:: INPUT MATERIAL

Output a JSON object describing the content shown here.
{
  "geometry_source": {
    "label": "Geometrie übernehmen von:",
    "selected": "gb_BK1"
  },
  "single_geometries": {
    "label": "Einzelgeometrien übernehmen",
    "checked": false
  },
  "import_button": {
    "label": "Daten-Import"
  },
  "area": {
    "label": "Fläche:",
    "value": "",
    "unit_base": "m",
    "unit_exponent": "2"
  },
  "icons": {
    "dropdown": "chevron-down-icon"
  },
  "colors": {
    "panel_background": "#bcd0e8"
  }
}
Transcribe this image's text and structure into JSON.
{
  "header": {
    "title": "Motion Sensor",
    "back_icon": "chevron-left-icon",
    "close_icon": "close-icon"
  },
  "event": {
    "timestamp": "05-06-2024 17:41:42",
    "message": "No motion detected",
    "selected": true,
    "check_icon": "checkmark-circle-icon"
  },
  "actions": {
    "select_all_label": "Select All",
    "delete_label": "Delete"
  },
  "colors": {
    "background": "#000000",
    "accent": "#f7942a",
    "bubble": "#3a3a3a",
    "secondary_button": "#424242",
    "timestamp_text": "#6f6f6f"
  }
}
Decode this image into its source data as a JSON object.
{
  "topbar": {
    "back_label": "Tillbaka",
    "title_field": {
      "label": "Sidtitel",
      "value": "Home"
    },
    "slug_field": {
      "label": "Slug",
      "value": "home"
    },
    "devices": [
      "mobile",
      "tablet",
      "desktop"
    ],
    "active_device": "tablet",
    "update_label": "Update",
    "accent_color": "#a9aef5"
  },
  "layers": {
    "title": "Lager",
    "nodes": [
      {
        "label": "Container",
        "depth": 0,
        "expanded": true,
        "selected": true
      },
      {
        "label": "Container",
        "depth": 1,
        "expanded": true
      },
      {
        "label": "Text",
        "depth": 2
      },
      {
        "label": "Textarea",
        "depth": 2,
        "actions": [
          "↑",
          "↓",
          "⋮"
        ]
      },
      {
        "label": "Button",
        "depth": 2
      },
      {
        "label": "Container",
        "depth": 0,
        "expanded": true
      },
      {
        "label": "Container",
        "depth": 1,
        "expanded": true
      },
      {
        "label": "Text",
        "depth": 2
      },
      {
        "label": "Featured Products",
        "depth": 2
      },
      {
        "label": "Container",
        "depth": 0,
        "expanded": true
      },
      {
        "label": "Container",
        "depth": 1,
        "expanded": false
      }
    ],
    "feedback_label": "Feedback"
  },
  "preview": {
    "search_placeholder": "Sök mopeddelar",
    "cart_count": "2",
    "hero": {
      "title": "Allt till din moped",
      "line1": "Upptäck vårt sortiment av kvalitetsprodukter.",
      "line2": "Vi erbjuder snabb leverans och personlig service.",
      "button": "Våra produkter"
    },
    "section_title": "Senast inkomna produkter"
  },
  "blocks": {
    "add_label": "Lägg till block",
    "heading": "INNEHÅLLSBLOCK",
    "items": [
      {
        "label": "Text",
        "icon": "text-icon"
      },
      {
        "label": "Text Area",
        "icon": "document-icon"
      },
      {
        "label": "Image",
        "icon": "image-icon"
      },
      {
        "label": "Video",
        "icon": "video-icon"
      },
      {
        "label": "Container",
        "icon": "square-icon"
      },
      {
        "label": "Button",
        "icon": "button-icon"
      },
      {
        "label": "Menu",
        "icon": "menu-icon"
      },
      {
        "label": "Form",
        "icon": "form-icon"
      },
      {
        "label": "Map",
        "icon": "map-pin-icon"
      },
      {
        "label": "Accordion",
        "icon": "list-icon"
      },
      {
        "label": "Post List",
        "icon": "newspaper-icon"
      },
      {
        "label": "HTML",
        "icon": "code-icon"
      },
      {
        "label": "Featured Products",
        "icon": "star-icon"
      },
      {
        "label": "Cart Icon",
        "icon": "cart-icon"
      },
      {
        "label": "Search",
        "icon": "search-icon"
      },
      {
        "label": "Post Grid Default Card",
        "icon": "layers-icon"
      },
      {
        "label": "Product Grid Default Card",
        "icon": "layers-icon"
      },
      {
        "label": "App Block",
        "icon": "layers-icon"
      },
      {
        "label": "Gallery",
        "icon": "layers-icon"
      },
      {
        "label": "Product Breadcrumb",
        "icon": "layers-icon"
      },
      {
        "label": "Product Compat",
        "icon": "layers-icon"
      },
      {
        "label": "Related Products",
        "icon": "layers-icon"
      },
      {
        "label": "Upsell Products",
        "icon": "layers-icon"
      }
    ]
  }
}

::::

:: WHAT TO DO ::
From the records above, extract every entry verbatim.

:: SOLUTION FOR THIS EXERCISE ::
Output a JSON object describing the content shown here.
{
  "geometry_source": {
    "label": "Geometrie übernehmen von:",
    "selected": "gb_BK1"
  },
  "single_geometries": {
    "label": "Einzelgeometrien übernehmen",
    "checked": false
  },
  "import_button": {
    "label": "Daten-Import"
  },
  "area": {
    "label": "Fläche:",
    "value": "",
    "unit_base": "m",
    "unit_exponent": "2"
  },
  "icons": {
    "dropdown": "chevron-down-icon"
  },
  "colors": {
    "panel_background": "#bcd0e8"
  }
}
Transcribe this image's text and structure into JSON.
{
  "header": {
    "title": "Motion Sensor",
    "back_icon": "chevron-left-icon",
    "close_icon": "close-icon"
  },
  "event": {
    "timestamp": "05-06-2024 17:41:42",
    "message": "No motion detected",
    "selected": true,
    "check_icon": "checkmark-circle-icon"
  },
  "actions": {
    "select_all_label": "Select All",
    "delete_label": "Delete"
  },
  "colors": {
    "background": "#000000",
    "accent": "#f7942a",
    "bubble": "#3a3a3a",
    "secondary_button": "#424242",
    "timestamp_text": "#6f6f6f"
  }
}
Decode this image into its source data as a JSON object.
{
  "topbar": {
    "back_label": "Tillbaka",
    "title_field": {
      "label": "Sidtitel",
      "value": "Home"
    },
    "slug_field": {
      "label": "Slug",
      "value": "home"
    },
    "devices": [
      "mobile",
      "tablet",
      "desktop"
    ],
    "active_device": "tablet",
    "update_label": "Update",
    "accent_color": "#a9aef5"
  },
  "layers": {
    "title": "Lager",
    "nodes": [
      {
        "label": "Container",
        "depth": 0,
        "expanded": true,
        "selected": true
      },
      {
        "label": "Container",
        "depth": 1,
        "expanded": true
      },
      {
        "label": "Text",
        "depth": 2
      },
      {
        "label": "Textarea",
        "depth": 2,
        "actions": [
          "↑",
          "↓",
          "⋮"
        ]
      },
      {
        "label": "Button",
        "depth": 2
      },
      {
        "label": "Container",
        "depth": 0,
        "expanded": true
      },
      {
        "label": "Container",
        "depth": 1,
        "expanded": true
      },
      {
        "label": "Text",
        "depth": 2
      },
      {
        "label": "Featured Products",
        "depth": 2
      },
      {
        "label": "Container",
        "depth": 0,
        "expanded": true
      },
      {
        "label": "Container",
        "depth": 1,
        "expanded": false
      }
    ],
    "feedback_label": "Feedback"
  },
  "preview": {
    "search_placeholder": "Sök mopeddelar",
    "cart_count": "2",
    "hero": {
      "title": "Allt till din moped",
      "line1": "Upptäck vårt sortiment av kvalitetsprodukter.",
      "line2": "Vi erbjuder snabb leverans och personlig service.",
      "button": "Våra produkter"
    },
    "section_title": "Senast inkomna produkter"
  },
  "blocks": {
    "add_label": "Lägg till block",
    "heading": "INNEHÅLLSBLOCK",
    "items": [
      {
        "label": "Text",
        "icon": "text-icon"
      },
      {
        "label": "Text Area",
        "icon": "document-icon"
      },
      {
        "label": "Image",
        "icon": "image-icon"
      },
      {
        "label": "Video",
        "icon": "video-icon"
      },
      {
        "label": "Container",
        "icon": "square-icon"
      },
      {
        "label": "Button",
        "icon": "button-icon"
      },
      {
        "label": "Menu",
        "icon": "menu-icon"
      },
      {
        "label": "Form",
        "icon": "form-icon"
      },
      {
        "label": "Map",
        "icon": "map-pin-icon"
      },
      {
        "label": "Accordion",
        "icon": "list-icon"
      },
      {
        "label": "Post List",
        "icon": "newspaper-icon"
      },
      {
        "label": "HTML",
        "icon": "code-icon"
      },
      {
        "label": "Featured Products",
        "icon": "star-icon"
      },
      {
        "label": "Cart Icon",
        "icon": "cart-icon"
      },
      {
        "label": "Search",
        "icon": "search-icon"
      },
      {
        "label": "Post Grid Default Card",
        "icon": "layers-icon"
      },
      {
        "label": "Product Grid Default Card",
        "icon": "layers-icon"
      },
      {
        "label": "App Block",
        "icon": "layers-icon"
      },
      {
        "label": "Gallery",
        "icon": "layers-icon"
      },
      {
        "label": "Product Breadcrumb",
        "icon": "layers-icon"
      },
      {
        "label": "Product Compat",
        "icon": "layers-icon"
      },
      {
        "label": "Related Products",
        "icon": "layers-icon"
      },
      {
        "label": "Upsell Products",
        "icon": "layers-icon"
      }
    ]
  }
}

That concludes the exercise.